- [Information supplied]
::::

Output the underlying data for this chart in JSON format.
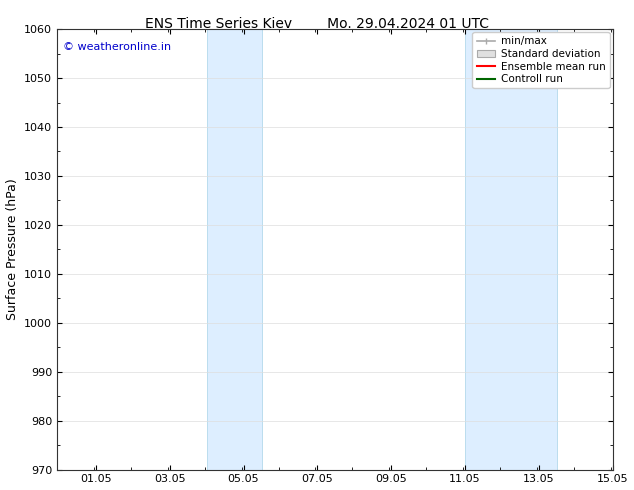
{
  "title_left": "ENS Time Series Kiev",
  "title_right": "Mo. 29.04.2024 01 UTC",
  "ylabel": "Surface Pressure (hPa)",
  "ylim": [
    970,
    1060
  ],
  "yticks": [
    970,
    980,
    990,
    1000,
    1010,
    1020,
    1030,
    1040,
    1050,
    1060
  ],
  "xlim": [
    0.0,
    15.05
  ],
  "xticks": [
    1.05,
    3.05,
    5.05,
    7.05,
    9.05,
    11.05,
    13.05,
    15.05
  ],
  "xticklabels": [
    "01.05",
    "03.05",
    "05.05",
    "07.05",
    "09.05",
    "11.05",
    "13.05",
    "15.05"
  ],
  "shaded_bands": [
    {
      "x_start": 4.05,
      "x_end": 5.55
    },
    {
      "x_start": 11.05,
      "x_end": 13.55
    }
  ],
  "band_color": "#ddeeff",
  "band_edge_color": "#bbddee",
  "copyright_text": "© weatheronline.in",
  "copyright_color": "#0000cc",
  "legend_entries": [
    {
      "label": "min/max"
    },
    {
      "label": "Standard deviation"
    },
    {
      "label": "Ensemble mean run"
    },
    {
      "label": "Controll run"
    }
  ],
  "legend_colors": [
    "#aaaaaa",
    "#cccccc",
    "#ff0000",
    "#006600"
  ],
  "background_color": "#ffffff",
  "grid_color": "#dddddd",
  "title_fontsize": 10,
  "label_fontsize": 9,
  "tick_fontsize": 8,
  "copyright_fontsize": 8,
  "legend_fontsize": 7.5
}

::::

Repeat the material above verbatim, with no pictures in the output.

Output the underlying data for this chart in JSON format.
{
  "title_left": "ENS Time Series Kiev",
  "title_right": "Mo. 29.04.2024 01 UTC",
  "ylabel": "Surface Pressure (hPa)",
  "ylim": [
    970,
    1060
  ],
  "yticks": [
    970,
    980,
    990,
    1000,
    1010,
    1020,
    1030,
    1040,
    1050,
    1060
  ],
  "xlim": [
    0.0,
    15.05
  ],
  "xticks": [
    1.05,
    3.05,
    5.05,
    7.05,
    9.05,
    11.05,
    13.05,
    15.05
  ],
  "xticklabels": [
    "01.05",
    "03.05",
    "05.05",
    "07.05",
    "09.05",
    "11.05",
    "13.05",
    "15.05"
  ],
  "shaded_bands": [
    {
      "x_start": 4.05,
      "x_end": 5.55
    },
    {
      "x_start": 11.05,
      "x_end": 13.55
    }
  ],
  "band_color": "#ddeeff",
  "band_edge_color": "#bbddee",
  "copyright_text": "© weatheronline.in",
  "copyright_color": "#0000cc",
  "legend_entries": [
    {
      "label": "min/max"
    },
    {
      "label": "Standard deviation"
    },
    {
      "label": "Ensemble mean run"
    },
    {
      "label": "Controll run"
    }
  ],
  "legend_colors": [
    "#aaaaaa",
    "#cccccc",
    "#ff0000",
    "#006600"
  ],
  "background_color": "#ffffff",
  "grid_color": "#dddddd",
  "title_fontsize": 10,
  "label_fontsize": 9,
  "tick_fontsize": 8,
  "copyright_fontsize": 8,
  "legend_fontsize": 7.5
}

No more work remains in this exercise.